HOW TO COMPLETE THIS TASK –
Pull every line holding the word "distended" from the data below and copy it.

AVAILABLE RECORDS –
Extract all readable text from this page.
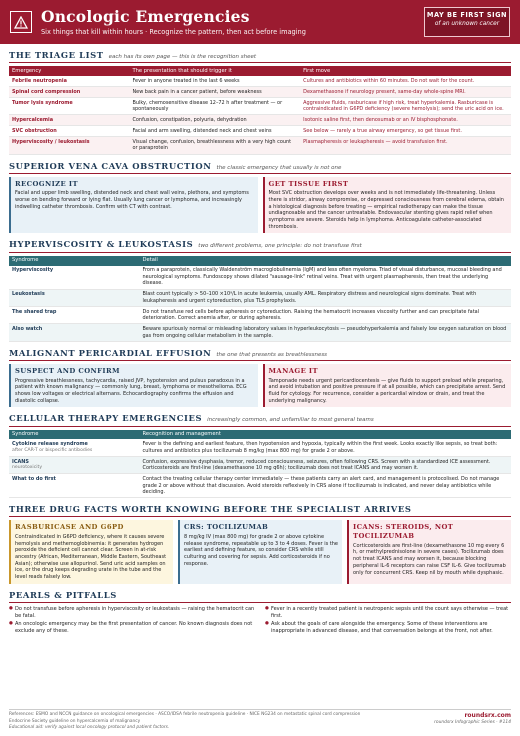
Oncologic Emergencies
Six things that kill within hours · Recognize the pattern, then act before imaging
MAY BE FIRST SIGN
of an unknown cancer
THE TRIAGE LIST each has its own page — this is the recognition sheet
Emergency	The presentation that should trigger it	First move
Febrile neutropenia	Fever in anyone treated in the last 6 weeks	Cultures and antibiotics within 60 minutes. Do not wait for the count.
Spinal cord compression	New back pain in a cancer patient, before weakness	Dexamethasone if neurology present, same-day whole-spine MRI.
Tumor lysis syndrome	Bulky, chemosensitive disease 12–72 h after treatment — or spontaneously	Aggressive fluids, rasburicase if high risk, treat hyperkalemia. Rasburicase is contraindicated in G6PD deficiency (severe hemolysis); send the uric acid on ice.
Hypercalcemia	Confusion, constipation, polyuria, dehydration	Isotonic saline first, then denosumab or an IV bisphosphonate.
SVC obstruction	Facial and arm swelling, distended neck and chest veins	See below — rarely a true airway emergency, so get tissue first.
Hyperviscosity / leukostasis	Visual change, confusion, breathlessness with a very high count or paraprotein	Plasmapheresis or leukapheresis — avoid transfusion first.
SUPERIOR VENA CAVA OBSTRUCTION the classic emergency that usually is not one
RECOGNIZE IT
Facial and upper limb swelling, distended neck and chest wall veins, plethora, and symptoms worse on bending forward or lying flat. Usually lung cancer or lymphoma, and increasingly indwelling catheter thrombosis. Confirm with CT with contrast.
GET TISSUE FIRST
Most SVC obstruction develops over weeks and is not immediately life-threatening. Unless there is stridor, airway compromise, or depressed consciousness from cerebral edema, obtain a histological diagnosis before treating — empirical radiotherapy can make the tissue undiagnosable and the cancer untreatable. Endovascular stenting gives rapid relief when symptoms are severe. Steroids help in lymphoma. Anticoagulate catheter-associated thrombosis.
HYPERVISCOSITY & LEUKOSTASIS two different problems, one principle: do not transfuse first
Syndrome	Detail
Hyperviscosity	From a paraprotein, classically Waldenström macroglobulinemia (IgM) and less often myeloma. Triad of visual disturbance, mucosal bleeding and neurological symptoms. Fundoscopy shows dilated "sausage-link" retinal veins. Treat with urgent plasmapheresis, then treat the underlying disease.
Leukostasis	Blast count typically > 50–100 ×10⁹/L in acute leukemia, usually AML. Respiratory distress and neurological signs dominate. Treat with leukapheresis and urgent cytoreduction, plus TLS prophylaxis.
The shared trap	Do not transfuse red cells before apheresis or cytoreduction. Raising the hematocrit increases viscosity further and can precipitate fatal deterioration. Correct anemia after, or during apheresis.
Also watch	Beware spuriously normal or misleading laboratory values in hyperleukocytosis — pseudohyperkalemia and falsely low oxygen saturation on blood gas from ongoing cellular metabolism in the sample.
MALIGNANT PERICARDIAL EFFUSION the one that presents as breathlessness
SUSPECT AND CONFIRM
Progressive breathlessness, tachycardia, raised JVP, hypotension and pulsus paradoxus in a patient with known malignancy — commonly lung, breast, lymphoma or mesothelioma. ECG shows low voltages or electrical alternans. Echocardiography confirms the effusion and diastolic collapse.
MANAGE IT
Tamponade needs urgent pericardiocentesis — give fluids to support preload while preparing, and avoid intubation and positive pressure if at all possible, which can precipitate arrest. Send fluid for cytology. For recurrence, consider a pericardial window or drain, and treat the underlying malignancy.
CELLULAR THERAPY EMERGENCIES increasingly common, and unfamiliar to most general teams
Syndrome	Recognition and management

Cytokine release syndrome
after CAR-T or bispecific antibodies	Fever is the defining and earliest feature, then hypotension and hypoxia, typically within the first week. Looks exactly like sepsis, so treat both: cultures and antibiotics plus tocilizumab 8 mg/kg (max 800 mg) for grade 2 or above.

ICANS
neurotoxicity	Confusion, expressive dysphasia, tremor, reduced consciousness, seizures, often following CRS. Screen with a standardized ICE assessment. Corticosteroids are first-line (dexamethasone 10 mg q6h); tocilizumab does not treat ICANS and may worsen it.

What to do first	Contact the treating cellular therapy center immediately — these patients carry an alert card, and management is protocolised. Do not manage grade 2 or above without that discussion. Avoid steroids reflexively in CRS alone if tocilizumab is indicated, and never delay antibiotics while deciding.
THREE DRUG FACTS WORTH KNOWING BEFORE THE SPECIALIST ARRIVES
RASBURICASE AND G6PD
Contraindicated in G6PD deficiency, where it causes severe hemolysis and methemoglobinemia: it generates hydrogen peroxide the deficient cell cannot clear. Screen in at-risk ancestry (African, Mediterranean, Middle Eastern, Southeast Asian); otherwise use allopurinol. Send uric acid samples on ice, or the drug keeps degrading urate in the tube and the level reads falsely low.
CRS: TOCILIZUMAB
8 mg/kg IV (max 800 mg) for grade 2 or above cytokine release syndrome, repeatable up to 3 to 4 doses. Fever is the earliest and defining feature, so consider CRS while still culturing and covering for sepsis. Add corticosteroids if no response.
ICANS: STEROIDS, NOT TOCILIZUMAB
Corticosteroids are first-line (dexamethasone 10 mg every 6 h, or methylprednisolone in severe cases). Tocilizumab does not treat ICANS and may worsen it, because blocking peripheral IL-6 receptors can raise CSF IL-6. Give tocilizumab only for concurrent CRS. Keep nil by mouth while dysphasic.
PEARLS & PITFALLS
● Do not transfuse before apheresis in hyperviscosity or leukostasis — raising the hematocrit can be fatal.
● An oncologic emergency may be the first presentation of cancer. No known diagnosis does not exclude any of these.
● Fever in a recently treated patient is neutropenic sepsis until the count says otherwise — treat first.
● Ask about the goals of care alongside the emergency. Some of these interventions are inappropriate in advanced disease, and that conversation belongs at the front, not after.
References: ESMO and NCCN guidance on oncological emergencies · ASCO/IDSA febrile neutropenia guideline · NICE NG234 on metastatic spinal cord compression
Endocrine Society guideline on hypercalcemia of malignancy
Educational aid: verify against local oncology protocol and patient factors.
roundsrx.com
roundsrx Infographic Series · #114
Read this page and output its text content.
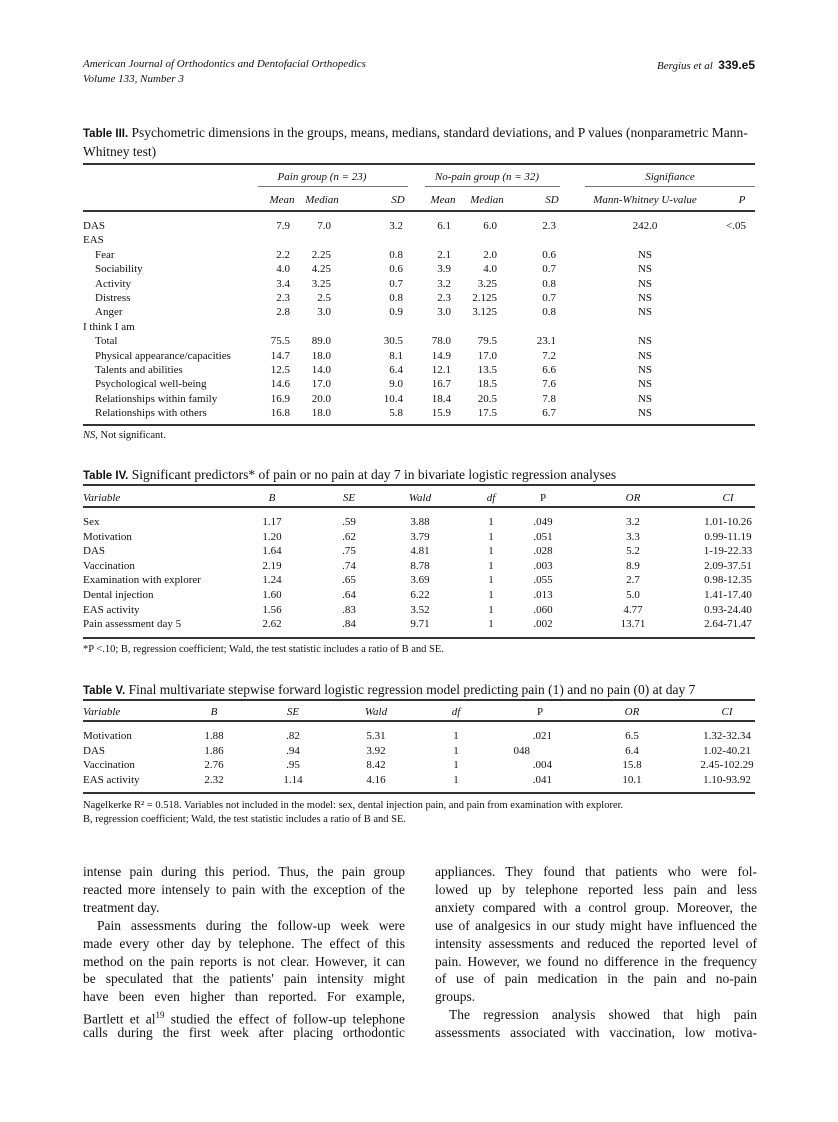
American Journal of Orthodontics and Dentofacial Orthopedics
Volume 133, Number 3
Bergius et al 339.e5
Table III. Psychometric dimensions in the groups, means, medians, standard deviations, and P values (nonparametric Mann-Whitney test)
Pain group (n = 23)	No-pain group (n = 32)	Signifiance
Mean Median	SD	Mean	Median	SD	Mann-Whitney U-value	P
DAS	7.9 7.0	3.2	6.1	6.0	2.3	242.0	<.05
EAS
Fear	2.2 2.25	0.8	2.1	2.0	0.6	NS
Sociability	4.0 4.25	0.6	3.9	4.0	0.7	NS
Activity	3.4 3.25	0.7	3.2 3.25	0.8	NS
Distress	2.3 2.5	0.8	2.3 2.125	0.7	NS
Anger	2.8 3.0	0.9	3.0 3.125	0.8	NS
I think I am
Total	75.5 89.0	30.5	78.0 79.5	23.1	NS
Physical appearance/capacities	14.7 18.0	8.1	14.9 17.0	7.2	NS
Talents and abilities	12.5 14.0	6.4	12.1 13.5	6.6	NS
Psychological well-being	14.6 17.0	9.0	16.7 18.5	7.6	NS
Relationships within family	16.9 20.0	10.4	18.4 20.5	7.8	NS
Relationships with others	16.8 18.0	5.8	15.9 17.5	6.7	NS
NS, Not significant.
Table IV. Significant predictors* of pain or no pain at day 7 in bivariate logistic regression analyses
Variable	B	SE	Wald	df	P	OR	CI
Sex	1.17	.59	3.88	1	.049	3.2	1.01-10.26
Motivation	1.20	.62	3.79	1	.051	3.3	0.99-11.19
DAS	1.64	.75	4.81	1	.028	5.2	1-19-22.33
Vaccination	2.19	.74	8.78	1	.003	8.9	2.09-37.51
Examination with explorer	1.24	.65	3.69	1	.055	2.7	0.98-12.35
Dental injection	1.60	.64	6.22	1	.013	5.0	1.41-17.40
EAS activity	1.56	.83	3.52	1	.060	4.77	0.93-24.40
Pain assessment day 5	2.62	.84	9.71	1	.002	13.71	2.64-71.47
*P <.10; B, regression coefficient; Wald, the test statistic includes a ratio of B and SE.
Table V. Final multivariate stepwise forward logistic regression model predicting pain (1) and no pain (0) at day 7
Variable	B	SE	Wald	df	P	OR	CI
Motivation	1.88	.82	5.31	1	.021	6.5	1.32-32.34
DAS	1.86	.94	3.92	1	048	6.4	1.02-40.21
Vaccination	2.76	.95	8.42	1	.004	15.8	2.45-102.29
EAS activity	2.32	1.14	4.16	1	.041	10.1	1.10-93.92
Nagelkerke R² = 0.518. Variables not included in the model: sex, dental injection pain, and pain from examination with explorer.
B, regression coefficient; Wald, the test statistic includes a ratio of B and SE.
intense pain during this period. Thus, the pain group
reacted more intensely to pain with the exception of the
treatment day.
Pain assessments during the follow-up week were
made every other day by telephone. The effect of this
method on the pain reports is not clear. However, it can
be speculated that the patients' pain intensity might
have been even higher than reported. For example,
Bartlett et $al^{19}$ studied the effect of follow-up telephone
calls during the first week after placing orthodontic
appliances. They found that patients who were fol-
lowed up by telephone reported less pain and less
anxiety compared with a control group. Moreover, the
use of analgesics in our study might have influenced the
intensity assessments and reduced the reported level of
pain. However, we found no difference in the frequency
of use of pain medication in the pain and no-pain
groups.
The regression analysis showed that high pain
assessments associated with vaccination, low motiva-
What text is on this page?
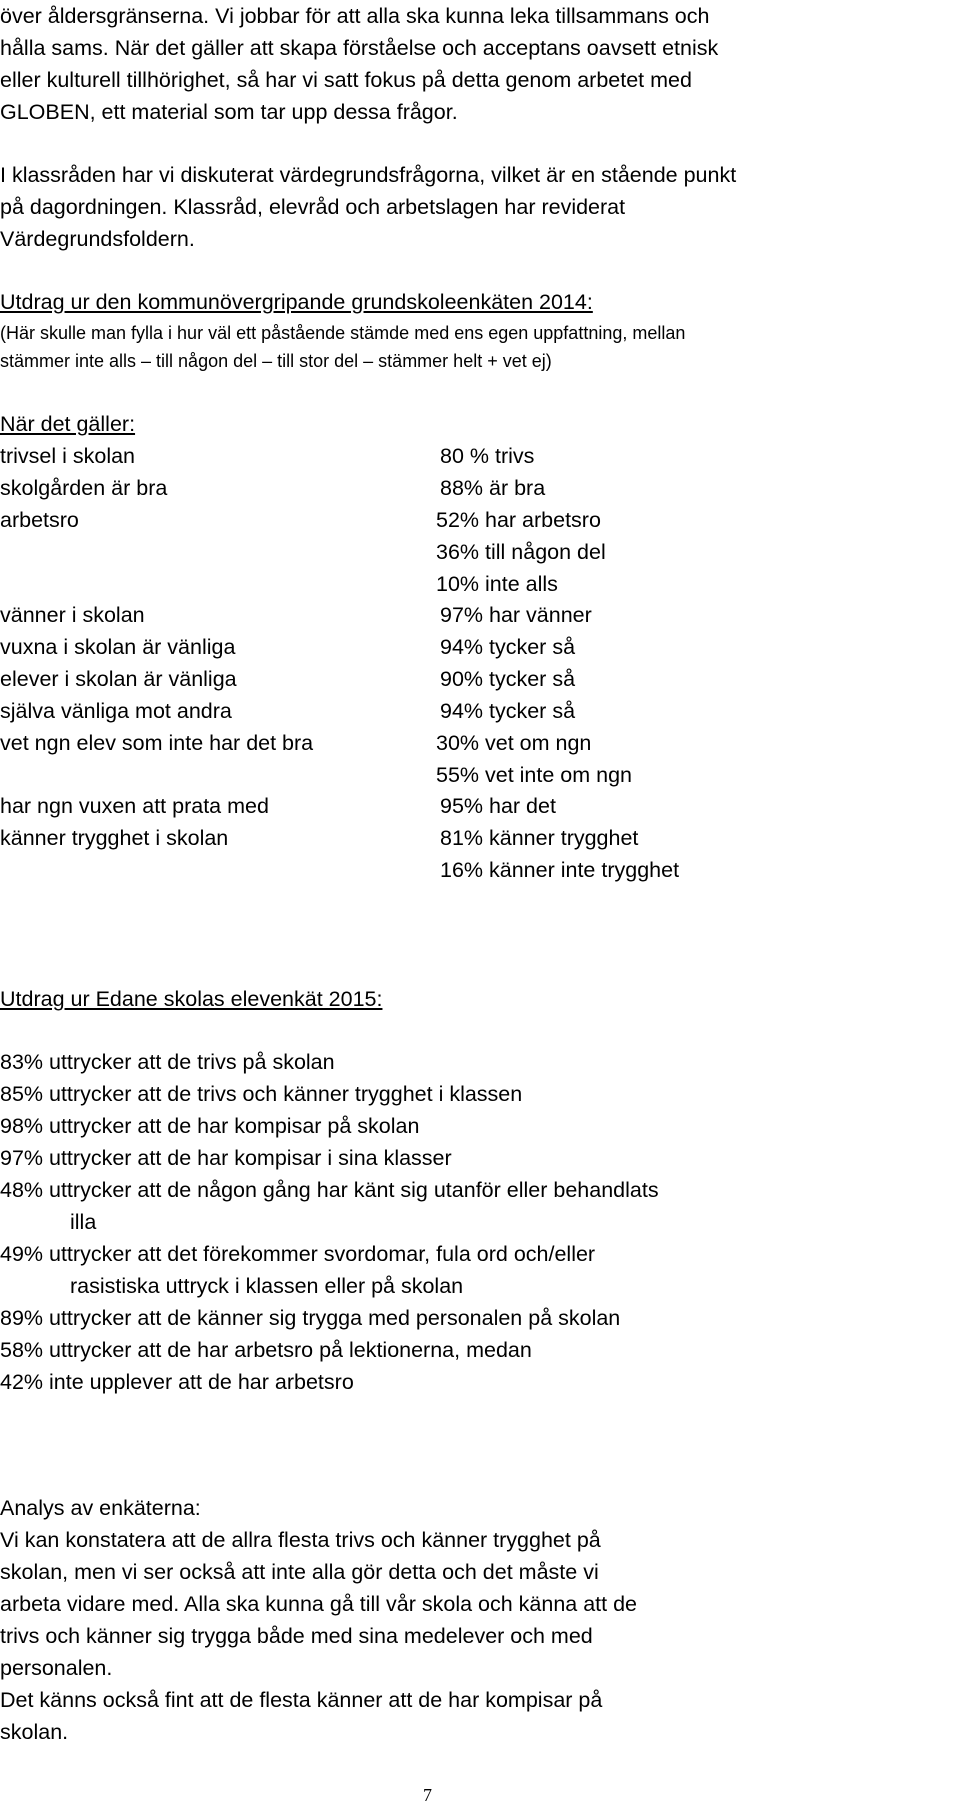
över åldersgränserna. Vi jobbar för att alla ska kunna leka tillsammans och
hålla sams. När det gäller att skapa förståelse och acceptans oavsett etnisk
eller kulturell tillhörighet, så har vi satt fokus på detta genom arbetet med
GLOBEN, ett material som tar upp dessa frågor.
I klassråden har vi diskuterat värdegrundsfrågorna, vilket är en stående punkt
på dagordningen. Klassråd, elevråd och arbetslagen har reviderat
Värdegrundsfoldern.
Utdrag ur den kommunövergripande grundskoleenkäten 2014:
(Här skulle man fylla i hur väl ett påstående stämde med ens egen uppfattning, mellan
stämmer inte alls – till någon del – till stor del – stämmer helt + vet ej)
När det gäller:
trivsel i skolan
skolgården är bra
arbetsro
vänner i skolan
vuxna i skolan är vänliga
elever i skolan är vänliga
själva vänliga mot andra
vet ngn elev som inte har det bra
har ngn vuxen att prata med
känner trygghet i skolan
80 % trivs
88% är bra
52% har arbetsro
36% till någon del
10% inte alls
97% har vänner
94% tycker så
90% tycker så
94% tycker så
30% vet om ngn
55% vet inte om ngn
95% har det
81% känner trygghet
16% känner inte trygghet
Utdrag ur Edane skolas elevenkät 2015:
83% uttrycker att de trivs på skolan
85% uttrycker att de trivs och känner trygghet i klassen
98% uttrycker att de har kompisar på skolan
97% uttrycker att de har kompisar i sina klasser
48% uttrycker att de någon gång har känt sig utanför eller behandlats
illa
49% uttrycker att det förekommer svordomar, fula ord och/eller
rasistiska uttryck i klassen eller på skolan
89% uttrycker att de känner sig trygga med personalen på skolan
58% uttrycker att de har arbetsro på lektionerna, medan
42% inte upplever att de har arbetsro
Analys av enkäterna:
Vi kan konstatera att de allra flesta trivs och känner trygghet på
skolan, men vi ser också att inte alla gör detta och det måste vi
arbeta vidare med. Alla ska kunna gå till vår skola och känna att de
trivs och känner sig trygga både med sina medelever och med
personalen.
Det känns också fint att de flesta känner att de har kompisar på
skolan.
7
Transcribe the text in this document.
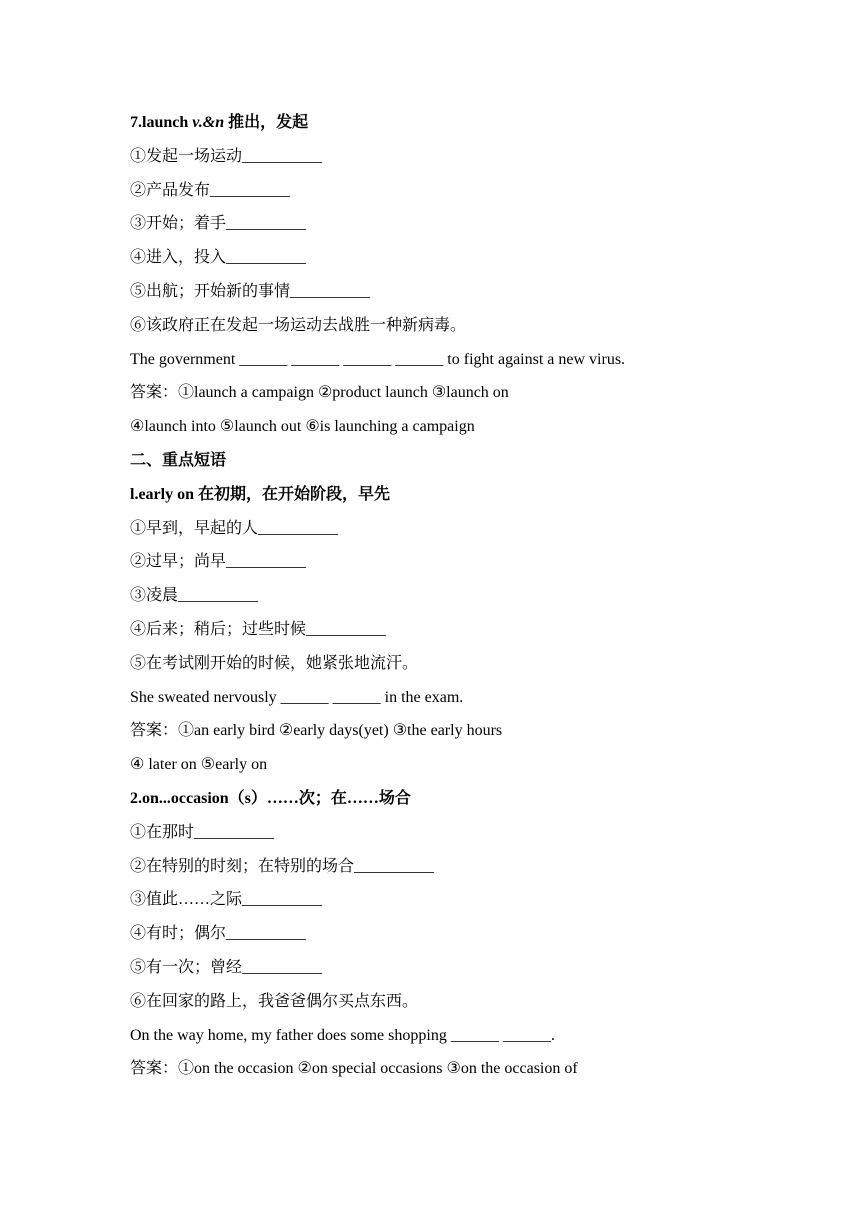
7.launch v.&n 推出，发起
①发起一场运动__________
②产品发布__________
③开始；着手__________
④进入，投入__________
⑤出航；开始新的事情__________
⑥该政府正在发起一场运动去战胜一种新病毒。
The government ______ ______ ______ ______ to fight against a new virus.
答案：①launch a campaign ②product launch ③launch on
④launch into ⑤launch out ⑥is launching a campaign
二、重点短语
l.early on 在初期，在开始阶段，早先
①早到，早起的人__________
②过早；尚早__________
③凌晨__________
④后来；稍后；过些时候__________
⑤在考试刚开始的时候，她紧张地流汗。
She sweated nervously ______ ______ in the exam.
答案：①an early bird ②early days(yet) ③the early hours
④ later on ⑤early on
2.on...occasion（s）……次；在……场合
①在那时__________
②在特别的时刻；在特别的场合__________
③值此……之际__________
④有时；偶尔__________
⑤有一次；曾经__________
⑥在回家的路上，我爸爸偶尔买点东西。
On the way home, my father does some shopping ______ ______.
答案：①on the occasion ②on special occasions ③on the occasion of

SOLUTION –
SVC obstruction	Facial and arm swelling, distended neck and chest veins	See below — rarely a true airway emergency, so get tissue first.
Facial and upper limb swelling, distended neck and chest wall veins, plethora, and symptoms worse on bending forward or lying flat. Usually lung cancer or lymphoma, and increasingly indwelling catheter thrombosis. Confirm with CT with contrast.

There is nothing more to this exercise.